::: Data supplied

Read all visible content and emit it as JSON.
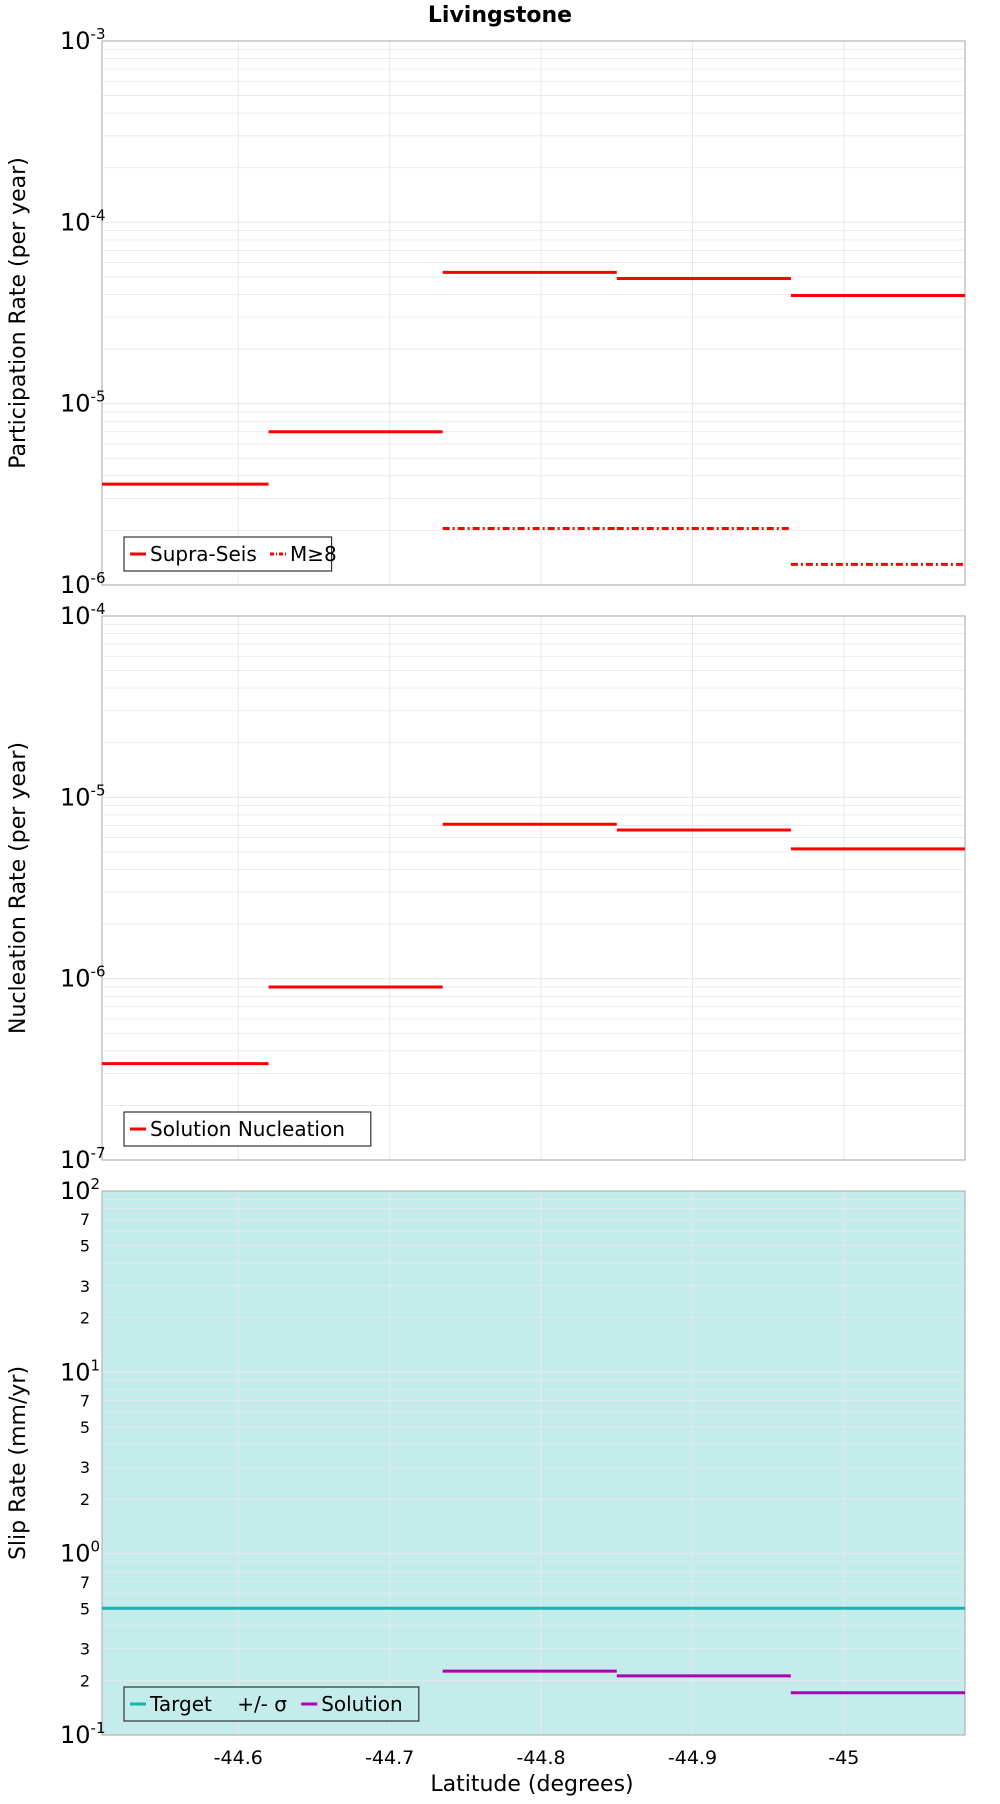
{
  "title": "Livingstone",
  "xlabel": "Latitude (degrees)",
  "x_ticks": [
    "-44.6",
    "-44.7",
    "-44.8",
    "-44.9",
    "-45"
  ],
  "colors": {
    "solution": "#ff0000",
    "target": "#19b2b2",
    "sigma_fill": "#c4ecea",
    "slip_solution": "#b400b4",
    "grid": "#e8e8e8",
    "frame": "#b4b4b4"
  },
  "chart_data": [
    {
      "type": "line",
      "panel": "participation",
      "ylabel": "Participation Rate (per year)",
      "yscale": "log",
      "ylim": [
        1e-06,
        0.001
      ],
      "xlim": [
        -44.51,
        -45.08
      ],
      "y_ticks": [
        {
          "base": "10",
          "exp": "-6"
        },
        {
          "base": "10",
          "exp": "-5"
        },
        {
          "base": "10",
          "exp": "-4"
        },
        {
          "base": "10",
          "exp": "-3"
        }
      ],
      "legend": {
        "position": "bottom-left",
        "entries": [
          {
            "label": "Supra-Seis",
            "style": "solid",
            "color": "#ff0000"
          },
          {
            "label": "M≥8",
            "style": "dashdot",
            "color": "#ff0000"
          }
        ]
      },
      "series": [
        {
          "name": "Supra-Seis",
          "style": "solid",
          "segments": [
            {
              "x": [
                -44.51,
                -44.62
              ],
              "y": 3.6e-06
            },
            {
              "x": [
                -44.62,
                -44.735
              ],
              "y": 7e-06
            },
            {
              "x": [
                -44.735,
                -44.85
              ],
              "y": 5.3e-05
            },
            {
              "x": [
                -44.85,
                -44.965
              ],
              "y": 4.9e-05
            },
            {
              "x": [
                -44.965,
                -45.08
              ],
              "y": 3.95e-05
            }
          ]
        },
        {
          "name": "M≥8",
          "style": "dashdot",
          "segments": [
            {
              "x": [
                -44.735,
                -44.85
              ],
              "y": 2.05e-06
            },
            {
              "x": [
                -44.85,
                -44.965
              ],
              "y": 2.05e-06
            },
            {
              "x": [
                -44.965,
                -45.08
              ],
              "y": 1.3e-06
            }
          ]
        }
      ]
    },
    {
      "type": "line",
      "panel": "nucleation",
      "ylabel": "Nucleation Rate (per year)",
      "yscale": "log",
      "ylim": [
        1e-07,
        0.0001
      ],
      "xlim": [
        -44.51,
        -45.08
      ],
      "y_ticks": [
        {
          "base": "10",
          "exp": "-7"
        },
        {
          "base": "10",
          "exp": "-6"
        },
        {
          "base": "10",
          "exp": "-5"
        },
        {
          "base": "10",
          "exp": "-4"
        }
      ],
      "legend": {
        "position": "bottom-left",
        "entries": [
          {
            "label": "Solution Nucleation",
            "style": "solid",
            "color": "#ff0000"
          }
        ]
      },
      "series": [
        {
          "name": "Solution Nucleation",
          "style": "solid",
          "segments": [
            {
              "x": [
                -44.51,
                -44.62
              ],
              "y": 3.4e-07
            },
            {
              "x": [
                -44.62,
                -44.735
              ],
              "y": 9e-07
            },
            {
              "x": [
                -44.735,
                -44.85
              ],
              "y": 7.1e-06
            },
            {
              "x": [
                -44.85,
                -44.965
              ],
              "y": 6.6e-06
            },
            {
              "x": [
                -44.965,
                -45.08
              ],
              "y": 5.2e-06
            }
          ]
        }
      ]
    },
    {
      "type": "line",
      "panel": "slip",
      "ylabel": "Slip Rate (mm/yr)",
      "yscale": "log",
      "ylim": [
        0.1,
        100
      ],
      "xlim": [
        -44.51,
        -45.08
      ],
      "y_ticks": [
        {
          "base": "10",
          "exp": "-1"
        },
        {
          "base": "10",
          "exp": "0"
        },
        {
          "base": "10",
          "exp": "1"
        },
        {
          "base": "10",
          "exp": "2"
        }
      ],
      "y_minor_labels": [
        {
          "value": 0.2,
          "label": "2"
        },
        {
          "value": 0.3,
          "label": "3"
        },
        {
          "value": 0.5,
          "label": "5"
        },
        {
          "value": 0.7,
          "label": "7"
        },
        {
          "value": 2,
          "label": "2"
        },
        {
          "value": 3,
          "label": "3"
        },
        {
          "value": 5,
          "label": "5"
        },
        {
          "value": 7,
          "label": "7"
        },
        {
          "value": 20,
          "label": "2"
        },
        {
          "value": 30,
          "label": "3"
        },
        {
          "value": 50,
          "label": "5"
        },
        {
          "value": 70,
          "label": "7"
        }
      ],
      "legend": {
        "position": "bottom-left",
        "entries": [
          {
            "label": "Target",
            "style": "solid",
            "color": "#19b2b2"
          },
          {
            "label": "+/- σ",
            "style": "fill",
            "color": "#c4ecea"
          },
          {
            "label": "Solution",
            "style": "solid",
            "color": "#b400b4"
          }
        ]
      },
      "band": {
        "name": "+/- σ",
        "y": [
          0.1,
          100
        ]
      },
      "series": [
        {
          "name": "Target",
          "style": "solid",
          "segments": [
            {
              "x": [
                -44.51,
                -45.08
              ],
              "y": 0.5
            }
          ]
        },
        {
          "name": "Solution",
          "style": "solid",
          "segments": [
            {
              "x": [
                -44.735,
                -44.85
              ],
              "y": 0.225
            },
            {
              "x": [
                -44.85,
                -44.965
              ],
              "y": 0.212
            },
            {
              "x": [
                -44.965,
                -45.08
              ],
              "y": 0.171
            }
          ]
        }
      ]
    }
  ]
}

::::::

The problem: Give an exact reproduction of every line, leaving out any picture.

The reply:
Read all visible content and emit it as JSON.
{
  "title": "Livingstone",
  "xlabel": "Latitude (degrees)",
  "x_ticks": [
    "-44.6",
    "-44.7",
    "-44.8",
    "-44.9",
    "-45"
  ],
  "colors": {
    "solution": "#ff0000",
    "target": "#19b2b2",
    "sigma_fill": "#c4ecea",
    "slip_solution": "#b400b4",
    "grid": "#e8e8e8",
    "frame": "#b4b4b4"
  },
  "chart_data": [
    {
      "type": "line",
      "panel": "participation",
      "ylabel": "Participation Rate (per year)",
      "yscale": "log",
      "ylim": [
        1e-06,
        0.001
      ],
      "xlim": [
        -44.51,
        -45.08
      ],
      "y_ticks": [
        {
          "base": "10",
          "exp": "-6"
        },
        {
          "base": "10",
          "exp": "-5"
        },
        {
          "base": "10",
          "exp": "-4"
        },
        {
          "base": "10",
          "exp": "-3"
        }
      ],
      "legend": {
        "position": "bottom-left",
        "entries": [
          {
            "label": "Supra-Seis",
            "style": "solid",
            "color": "#ff0000"
          },
          {
            "label": "M≥8",
            "style": "dashdot",
            "color": "#ff0000"
          }
        ]
      },
      "series": [
        {
          "name": "Supra-Seis",
          "style": "solid",
          "segments": [
            {
              "x": [
                -44.51,
                -44.62
              ],
              "y": 3.6e-06
            },
            {
              "x": [
                -44.62,
                -44.735
              ],
              "y": 7e-06
            },
            {
              "x": [
                -44.735,
                -44.85
              ],
              "y": 5.3e-05
            },
            {
              "x": [
                -44.85,
                -44.965
              ],
              "y": 4.9e-05
            },
            {
              "x": [
                -44.965,
                -45.08
              ],
              "y": 3.95e-05
            }
          ]
        },
        {
          "name": "M≥8",
          "style": "dashdot",
          "segments": [
            {
              "x": [
                -44.735,
                -44.85
              ],
              "y": 2.05e-06
            },
            {
              "x": [
                -44.85,
                -44.965
              ],
              "y": 2.05e-06
            },
            {
              "x": [
                -44.965,
                -45.08
              ],
              "y": 1.3e-06
            }
          ]
        }
      ]
    },
    {
      "type": "line",
      "panel": "nucleation",
      "ylabel": "Nucleation Rate (per year)",
      "yscale": "log",
      "ylim": [
        1e-07,
        0.0001
      ],
      "xlim": [
        -44.51,
        -45.08
      ],
      "y_ticks": [
        {
          "base": "10",
          "exp": "-7"
        },
        {
          "base": "10",
          "exp": "-6"
        },
        {
          "base": "10",
          "exp": "-5"
        },
        {
          "base": "10",
          "exp": "-4"
        }
      ],
      "legend": {
        "position": "bottom-left",
        "entries": [
          {
            "label": "Solution Nucleation",
            "style": "solid",
            "color": "#ff0000"
          }
        ]
      },
      "series": [
        {
          "name": "Solution Nucleation",
          "style": "solid",
          "segments": [
            {
              "x": [
                -44.51,
                -44.62
              ],
              "y": 3.4e-07
            },
            {
              "x": [
                -44.62,
                -44.735
              ],
              "y": 9e-07
            },
            {
              "x": [
                -44.735,
                -44.85
              ],
              "y": 7.1e-06
            },
            {
              "x": [
                -44.85,
                -44.965
              ],
              "y": 6.6e-06
            },
            {
              "x": [
                -44.965,
                -45.08
              ],
              "y": 5.2e-06
            }
          ]
        }
      ]
    },
    {
      "type": "line",
      "panel": "slip",
      "ylabel": "Slip Rate (mm/yr)",
      "yscale": "log",
      "ylim": [
        0.1,
        100
      ],
      "xlim": [
        -44.51,
        -45.08
      ],
      "y_ticks": [
        {
          "base": "10",
          "exp": "-1"
        },
        {
          "base": "10",
          "exp": "0"
        },
        {
          "base": "10",
          "exp": "1"
        },
        {
          "base": "10",
          "exp": "2"
        }
      ],
      "y_minor_labels": [
        {
          "value": 0.2,
          "label": "2"
        },
        {
          "value": 0.3,
          "label": "3"
        },
        {
          "value": 0.5,
          "label": "5"
        },
        {
          "value": 0.7,
          "label": "7"
        },
        {
          "value": 2,
          "label": "2"
        },
        {
          "value": 3,
          "label": "3"
        },
        {
          "value": 5,
          "label": "5"
        },
        {
          "value": 7,
          "label": "7"
        },
        {
          "value": 20,
          "label": "2"
        },
        {
          "value": 30,
          "label": "3"
        },
        {
          "value": 50,
          "label": "5"
        },
        {
          "value": 70,
          "label": "7"
        }
      ],
      "legend": {
        "position": "bottom-left",
        "entries": [
          {
            "label": "Target",
            "style": "solid",
            "color": "#19b2b2"
          },
          {
            "label": "+/- σ",
            "style": "fill",
            "color": "#c4ecea"
          },
          {
            "label": "Solution",
            "style": "solid",
            "color": "#b400b4"
          }
        ]
      },
      "band": {
        "name": "+/- σ",
        "y": [
          0.1,
          100
        ]
      },
      "series": [
        {
          "name": "Target",
          "style": "solid",
          "segments": [
            {
              "x": [
                -44.51,
                -45.08
              ],
              "y": 0.5
            }
          ]
        },
        {
          "name": "Solution",
          "style": "solid",
          "segments": [
            {
              "x": [
                -44.735,
                -44.85
              ],
              "y": 0.225
            },
            {
              "x": [
                -44.85,
                -44.965
              ],
              "y": 0.212
            },
            {
              "x": [
                -44.965,
                -45.08
              ],
              "y": 0.171
            }
          ]
        }
      ]
    }
  ]
}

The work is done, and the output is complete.